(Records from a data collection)

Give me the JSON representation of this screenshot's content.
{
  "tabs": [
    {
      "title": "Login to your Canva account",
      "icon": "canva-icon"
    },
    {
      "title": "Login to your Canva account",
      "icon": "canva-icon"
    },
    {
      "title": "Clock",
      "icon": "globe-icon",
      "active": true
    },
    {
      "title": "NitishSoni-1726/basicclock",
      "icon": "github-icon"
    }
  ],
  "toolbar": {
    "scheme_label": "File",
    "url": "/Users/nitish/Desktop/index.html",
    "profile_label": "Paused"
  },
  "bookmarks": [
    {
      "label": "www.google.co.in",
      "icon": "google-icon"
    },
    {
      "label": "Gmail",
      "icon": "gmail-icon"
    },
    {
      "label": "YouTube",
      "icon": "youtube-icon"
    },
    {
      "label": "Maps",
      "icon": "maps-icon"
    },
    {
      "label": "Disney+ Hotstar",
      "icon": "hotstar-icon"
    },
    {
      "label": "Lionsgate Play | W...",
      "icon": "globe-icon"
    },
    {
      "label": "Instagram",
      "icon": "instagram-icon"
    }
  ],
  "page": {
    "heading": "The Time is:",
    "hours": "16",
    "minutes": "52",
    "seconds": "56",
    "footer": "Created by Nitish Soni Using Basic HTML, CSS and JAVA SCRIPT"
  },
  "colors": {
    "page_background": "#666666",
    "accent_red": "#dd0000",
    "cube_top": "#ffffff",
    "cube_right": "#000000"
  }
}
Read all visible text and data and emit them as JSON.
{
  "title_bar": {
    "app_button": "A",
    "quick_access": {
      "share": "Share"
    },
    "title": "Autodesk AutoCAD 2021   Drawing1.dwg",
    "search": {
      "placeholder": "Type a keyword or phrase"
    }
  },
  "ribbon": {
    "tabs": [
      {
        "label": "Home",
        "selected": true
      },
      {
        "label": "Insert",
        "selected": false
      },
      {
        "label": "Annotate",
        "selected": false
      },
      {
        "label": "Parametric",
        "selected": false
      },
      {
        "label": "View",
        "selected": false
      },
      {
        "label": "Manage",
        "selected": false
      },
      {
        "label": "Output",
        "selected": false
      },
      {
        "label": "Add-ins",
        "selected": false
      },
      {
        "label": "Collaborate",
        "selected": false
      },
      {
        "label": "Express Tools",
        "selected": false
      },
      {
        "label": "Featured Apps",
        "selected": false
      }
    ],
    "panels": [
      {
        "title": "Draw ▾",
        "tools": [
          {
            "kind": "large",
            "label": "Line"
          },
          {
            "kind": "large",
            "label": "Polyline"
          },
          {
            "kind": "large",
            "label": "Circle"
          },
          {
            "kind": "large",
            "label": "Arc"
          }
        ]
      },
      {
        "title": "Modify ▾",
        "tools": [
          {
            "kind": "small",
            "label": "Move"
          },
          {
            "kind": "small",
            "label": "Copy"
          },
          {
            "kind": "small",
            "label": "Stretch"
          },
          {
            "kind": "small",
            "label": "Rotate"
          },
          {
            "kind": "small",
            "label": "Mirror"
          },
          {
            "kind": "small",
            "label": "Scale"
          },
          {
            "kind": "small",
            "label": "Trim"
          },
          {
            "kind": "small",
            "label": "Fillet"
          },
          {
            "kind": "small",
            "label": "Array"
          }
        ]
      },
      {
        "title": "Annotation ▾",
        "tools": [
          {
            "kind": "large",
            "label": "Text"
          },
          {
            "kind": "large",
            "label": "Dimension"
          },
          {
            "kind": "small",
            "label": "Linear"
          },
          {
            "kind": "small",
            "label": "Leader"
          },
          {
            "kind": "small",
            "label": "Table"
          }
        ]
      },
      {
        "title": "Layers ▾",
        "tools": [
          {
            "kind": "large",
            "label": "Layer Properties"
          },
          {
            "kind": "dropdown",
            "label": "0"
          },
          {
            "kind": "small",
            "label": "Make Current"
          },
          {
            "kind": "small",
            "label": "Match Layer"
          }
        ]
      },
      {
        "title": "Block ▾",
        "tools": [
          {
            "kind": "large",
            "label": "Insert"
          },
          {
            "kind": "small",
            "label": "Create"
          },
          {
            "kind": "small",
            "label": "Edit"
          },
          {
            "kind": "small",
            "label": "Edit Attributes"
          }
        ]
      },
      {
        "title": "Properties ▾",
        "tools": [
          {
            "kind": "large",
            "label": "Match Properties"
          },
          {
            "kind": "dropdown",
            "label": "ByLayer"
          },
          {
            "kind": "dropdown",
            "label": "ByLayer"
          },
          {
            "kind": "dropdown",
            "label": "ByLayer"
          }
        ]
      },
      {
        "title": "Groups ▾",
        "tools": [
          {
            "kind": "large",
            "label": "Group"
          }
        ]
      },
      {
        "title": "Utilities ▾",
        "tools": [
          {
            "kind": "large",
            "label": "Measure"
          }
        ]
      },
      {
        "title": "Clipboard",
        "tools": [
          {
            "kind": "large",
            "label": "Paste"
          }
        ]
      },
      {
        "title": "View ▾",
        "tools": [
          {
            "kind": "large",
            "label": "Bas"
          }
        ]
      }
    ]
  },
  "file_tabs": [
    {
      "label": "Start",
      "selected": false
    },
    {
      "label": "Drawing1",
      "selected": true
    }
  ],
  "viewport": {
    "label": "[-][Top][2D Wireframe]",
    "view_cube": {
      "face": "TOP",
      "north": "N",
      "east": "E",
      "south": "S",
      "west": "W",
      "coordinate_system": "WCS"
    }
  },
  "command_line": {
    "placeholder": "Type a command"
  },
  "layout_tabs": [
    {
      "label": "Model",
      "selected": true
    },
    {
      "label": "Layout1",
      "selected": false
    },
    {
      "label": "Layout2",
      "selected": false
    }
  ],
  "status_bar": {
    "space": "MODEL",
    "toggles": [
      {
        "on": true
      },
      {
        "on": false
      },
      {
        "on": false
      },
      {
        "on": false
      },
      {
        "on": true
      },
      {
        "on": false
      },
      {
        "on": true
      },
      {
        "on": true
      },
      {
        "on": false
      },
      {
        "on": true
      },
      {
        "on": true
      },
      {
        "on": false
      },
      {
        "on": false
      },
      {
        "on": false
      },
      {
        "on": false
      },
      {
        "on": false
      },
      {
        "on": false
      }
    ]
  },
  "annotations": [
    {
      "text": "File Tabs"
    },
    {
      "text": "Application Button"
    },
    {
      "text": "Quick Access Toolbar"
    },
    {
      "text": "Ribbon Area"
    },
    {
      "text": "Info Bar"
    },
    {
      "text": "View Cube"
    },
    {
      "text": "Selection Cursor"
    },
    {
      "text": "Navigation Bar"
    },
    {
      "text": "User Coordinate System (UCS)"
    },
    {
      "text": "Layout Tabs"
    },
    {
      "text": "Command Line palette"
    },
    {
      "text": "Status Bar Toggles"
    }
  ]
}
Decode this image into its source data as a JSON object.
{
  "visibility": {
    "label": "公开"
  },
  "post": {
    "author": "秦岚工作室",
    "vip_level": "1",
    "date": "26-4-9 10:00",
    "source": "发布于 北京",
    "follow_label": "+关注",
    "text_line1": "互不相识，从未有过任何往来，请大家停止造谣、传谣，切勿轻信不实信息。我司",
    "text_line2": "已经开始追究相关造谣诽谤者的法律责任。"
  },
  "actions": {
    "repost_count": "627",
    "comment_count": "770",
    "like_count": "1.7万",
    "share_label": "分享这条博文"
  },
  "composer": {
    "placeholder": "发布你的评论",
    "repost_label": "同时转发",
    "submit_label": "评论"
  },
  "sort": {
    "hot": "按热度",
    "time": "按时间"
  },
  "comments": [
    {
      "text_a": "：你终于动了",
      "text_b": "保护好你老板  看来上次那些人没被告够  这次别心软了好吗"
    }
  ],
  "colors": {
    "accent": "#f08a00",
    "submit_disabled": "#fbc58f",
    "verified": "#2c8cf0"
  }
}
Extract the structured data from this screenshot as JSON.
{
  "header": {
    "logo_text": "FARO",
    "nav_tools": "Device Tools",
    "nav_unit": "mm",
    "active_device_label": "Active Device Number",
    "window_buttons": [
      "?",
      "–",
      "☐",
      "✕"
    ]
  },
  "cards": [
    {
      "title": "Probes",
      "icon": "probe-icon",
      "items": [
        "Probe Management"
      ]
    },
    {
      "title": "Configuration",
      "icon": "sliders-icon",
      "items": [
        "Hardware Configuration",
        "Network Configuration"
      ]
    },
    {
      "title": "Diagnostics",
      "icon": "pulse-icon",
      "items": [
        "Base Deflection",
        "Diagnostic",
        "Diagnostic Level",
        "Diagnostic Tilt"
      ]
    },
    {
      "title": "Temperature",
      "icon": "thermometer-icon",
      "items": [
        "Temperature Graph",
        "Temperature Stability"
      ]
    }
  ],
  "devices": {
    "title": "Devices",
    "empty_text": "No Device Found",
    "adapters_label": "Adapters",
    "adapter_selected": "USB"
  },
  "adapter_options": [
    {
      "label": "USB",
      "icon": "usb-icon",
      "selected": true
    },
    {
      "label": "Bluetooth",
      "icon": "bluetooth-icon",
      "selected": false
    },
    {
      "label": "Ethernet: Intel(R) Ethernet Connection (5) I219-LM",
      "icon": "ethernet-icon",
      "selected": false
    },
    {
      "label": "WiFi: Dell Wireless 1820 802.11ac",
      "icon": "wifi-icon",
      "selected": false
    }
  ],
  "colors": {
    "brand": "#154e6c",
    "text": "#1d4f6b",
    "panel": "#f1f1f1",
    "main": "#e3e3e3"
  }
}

Brief ::
Copy all lines of the material above where the string "source" occurs.

Worked solution ::
Decode this image into its source data as a JSON object.
    "source": "发布于 北京",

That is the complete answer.